**TO BE DONE**
Pull every line containing the word "امرأته" from the records.

**SUPPLIED MATERIAL**
....................
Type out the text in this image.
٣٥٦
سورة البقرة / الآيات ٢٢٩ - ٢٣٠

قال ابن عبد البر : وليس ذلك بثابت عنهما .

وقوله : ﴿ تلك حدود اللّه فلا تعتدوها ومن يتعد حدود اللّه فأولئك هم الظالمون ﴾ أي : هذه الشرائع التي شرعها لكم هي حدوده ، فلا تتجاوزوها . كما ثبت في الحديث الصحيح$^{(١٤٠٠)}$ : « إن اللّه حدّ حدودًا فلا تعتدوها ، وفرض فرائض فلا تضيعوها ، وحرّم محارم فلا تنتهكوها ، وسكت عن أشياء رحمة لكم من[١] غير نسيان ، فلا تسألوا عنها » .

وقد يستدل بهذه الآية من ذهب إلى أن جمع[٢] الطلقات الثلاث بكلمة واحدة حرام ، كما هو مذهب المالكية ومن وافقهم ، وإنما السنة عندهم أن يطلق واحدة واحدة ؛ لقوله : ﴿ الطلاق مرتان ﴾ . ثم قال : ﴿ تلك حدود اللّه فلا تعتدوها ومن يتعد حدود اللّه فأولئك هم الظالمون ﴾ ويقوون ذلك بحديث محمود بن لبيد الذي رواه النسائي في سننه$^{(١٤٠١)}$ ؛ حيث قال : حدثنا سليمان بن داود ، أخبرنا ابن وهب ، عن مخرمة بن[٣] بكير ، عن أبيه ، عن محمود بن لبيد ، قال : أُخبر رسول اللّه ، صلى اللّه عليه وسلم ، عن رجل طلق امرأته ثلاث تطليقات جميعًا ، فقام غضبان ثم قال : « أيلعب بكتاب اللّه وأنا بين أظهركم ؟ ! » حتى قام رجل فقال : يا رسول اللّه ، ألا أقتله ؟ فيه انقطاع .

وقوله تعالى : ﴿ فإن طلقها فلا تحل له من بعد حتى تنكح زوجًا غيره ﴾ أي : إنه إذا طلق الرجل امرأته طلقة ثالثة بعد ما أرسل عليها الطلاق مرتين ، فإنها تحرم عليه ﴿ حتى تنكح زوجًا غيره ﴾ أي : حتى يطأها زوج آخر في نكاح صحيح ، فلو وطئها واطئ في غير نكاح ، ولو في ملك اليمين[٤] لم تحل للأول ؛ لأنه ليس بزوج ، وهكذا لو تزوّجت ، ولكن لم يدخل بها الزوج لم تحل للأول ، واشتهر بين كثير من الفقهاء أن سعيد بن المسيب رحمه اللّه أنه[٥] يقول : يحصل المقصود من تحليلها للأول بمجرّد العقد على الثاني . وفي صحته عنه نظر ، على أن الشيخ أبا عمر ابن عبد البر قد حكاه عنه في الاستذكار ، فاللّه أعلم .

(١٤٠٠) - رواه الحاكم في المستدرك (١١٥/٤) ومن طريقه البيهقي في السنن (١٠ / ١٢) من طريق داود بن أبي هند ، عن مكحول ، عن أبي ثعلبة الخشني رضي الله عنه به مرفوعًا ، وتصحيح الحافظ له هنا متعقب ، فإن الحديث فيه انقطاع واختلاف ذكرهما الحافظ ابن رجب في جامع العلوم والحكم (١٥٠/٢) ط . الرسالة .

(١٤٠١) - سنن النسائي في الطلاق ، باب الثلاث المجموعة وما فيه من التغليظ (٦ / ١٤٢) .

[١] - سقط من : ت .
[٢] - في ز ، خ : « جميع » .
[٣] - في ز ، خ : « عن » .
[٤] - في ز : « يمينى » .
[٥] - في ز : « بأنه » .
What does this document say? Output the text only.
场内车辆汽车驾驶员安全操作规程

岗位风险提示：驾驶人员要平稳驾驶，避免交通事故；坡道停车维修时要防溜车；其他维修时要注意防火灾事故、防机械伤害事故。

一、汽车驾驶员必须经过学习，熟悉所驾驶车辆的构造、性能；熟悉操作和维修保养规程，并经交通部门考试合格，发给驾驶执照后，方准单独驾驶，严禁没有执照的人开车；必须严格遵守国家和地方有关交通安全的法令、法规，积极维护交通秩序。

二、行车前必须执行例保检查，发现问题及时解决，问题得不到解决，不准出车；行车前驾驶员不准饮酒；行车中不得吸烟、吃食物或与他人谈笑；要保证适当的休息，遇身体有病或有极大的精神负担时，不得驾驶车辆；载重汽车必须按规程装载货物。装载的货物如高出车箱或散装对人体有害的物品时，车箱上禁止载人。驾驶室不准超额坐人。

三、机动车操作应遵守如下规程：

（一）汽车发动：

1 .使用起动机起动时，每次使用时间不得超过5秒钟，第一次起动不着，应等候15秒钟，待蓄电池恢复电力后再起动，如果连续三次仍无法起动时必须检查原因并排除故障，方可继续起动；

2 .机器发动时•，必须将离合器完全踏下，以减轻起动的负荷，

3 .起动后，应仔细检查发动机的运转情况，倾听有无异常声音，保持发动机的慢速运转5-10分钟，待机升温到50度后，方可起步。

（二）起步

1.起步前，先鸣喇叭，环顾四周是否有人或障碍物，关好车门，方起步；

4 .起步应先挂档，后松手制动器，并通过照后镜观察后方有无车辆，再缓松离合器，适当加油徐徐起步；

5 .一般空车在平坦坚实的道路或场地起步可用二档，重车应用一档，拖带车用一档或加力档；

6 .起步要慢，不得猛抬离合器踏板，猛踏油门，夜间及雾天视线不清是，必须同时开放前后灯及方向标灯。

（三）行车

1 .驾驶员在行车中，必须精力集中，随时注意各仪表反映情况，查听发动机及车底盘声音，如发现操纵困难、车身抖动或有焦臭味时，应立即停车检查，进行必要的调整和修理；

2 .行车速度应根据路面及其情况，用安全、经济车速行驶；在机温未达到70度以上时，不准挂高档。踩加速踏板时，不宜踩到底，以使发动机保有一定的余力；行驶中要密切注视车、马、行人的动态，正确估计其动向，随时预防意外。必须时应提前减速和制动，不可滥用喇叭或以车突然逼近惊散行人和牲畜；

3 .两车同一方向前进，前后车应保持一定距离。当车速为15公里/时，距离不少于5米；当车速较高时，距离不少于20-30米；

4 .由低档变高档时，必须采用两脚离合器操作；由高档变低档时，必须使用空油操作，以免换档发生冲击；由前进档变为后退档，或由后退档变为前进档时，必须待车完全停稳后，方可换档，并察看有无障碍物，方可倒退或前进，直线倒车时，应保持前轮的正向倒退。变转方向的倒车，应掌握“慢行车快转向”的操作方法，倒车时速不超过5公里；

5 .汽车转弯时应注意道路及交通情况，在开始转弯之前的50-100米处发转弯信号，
....................
**RESPONSE TO THE TASK**
وقد يستدل بهذه الآية من ذهب إلى أن جمع[٢] الطلقات الثلاث بكلمة واحدة حرام ، كما هو مذهب المالكية ومن وافقهم ، وإنما السنة عندهم أن يطلق واحدة واحدة ؛ لقوله : ﴿ الطلاق مرتان ﴾ . ثم قال : ﴿ تلك حدود اللّه فلا تعتدوها ومن يتعد حدود اللّه فأولئك هم الظالمون ﴾ ويقوون ذلك بحديث محمود بن لبيد الذي رواه النسائي في سننه$^{(١٤٠١)}$ ؛ حيث قال : حدثنا سليمان بن داود ، أخبرنا ابن وهب ، عن مخرمة بن[٣] بكير ، عن أبيه ، عن محمود بن لبيد ، قال : أُخبر رسول اللّه ، صلى اللّه عليه وسلم ، عن رجل طلق امرأته ثلاث تطليقات جميعًا ، فقام غضبان ثم قال : « أيلعب بكتاب اللّه وأنا بين أظهركم ؟ ! » حتى قام رجل فقال : يا رسول اللّه ، ألا أقتله ؟ فيه انقطاع .
وقوله تعالى : ﴿ فإن طلقها فلا تحل له من بعد حتى تنكح زوجًا غيره ﴾ أي : إنه إذا طلق الرجل امرأته طلقة ثالثة بعد ما أرسل عليها الطلاق مرتين ، فإنها تحرم عليه ﴿ حتى تنكح زوجًا غيره ﴾ أي : حتى يطأها زوج آخر في نكاح صحيح ، فلو وطئها واطئ في غير نكاح ، ولو في ملك اليمين[٤] لم تحل للأول ؛ لأنه ليس بزوج ، وهكذا لو تزوّجت ، ولكن لم يدخل بها الزوج لم تحل للأول ، واشتهر بين كثير من الفقهاء أن سعيد بن المسيب رحمه اللّه أنه[٥] يقول : يحصل المقصود من تحليلها للأول بمجرّد العقد على الثاني . وفي صحته عنه نظر ، على أن الشيخ أبا عمر ابن عبد البر قد حكاه عنه في الاستذكار ، فاللّه أعلم .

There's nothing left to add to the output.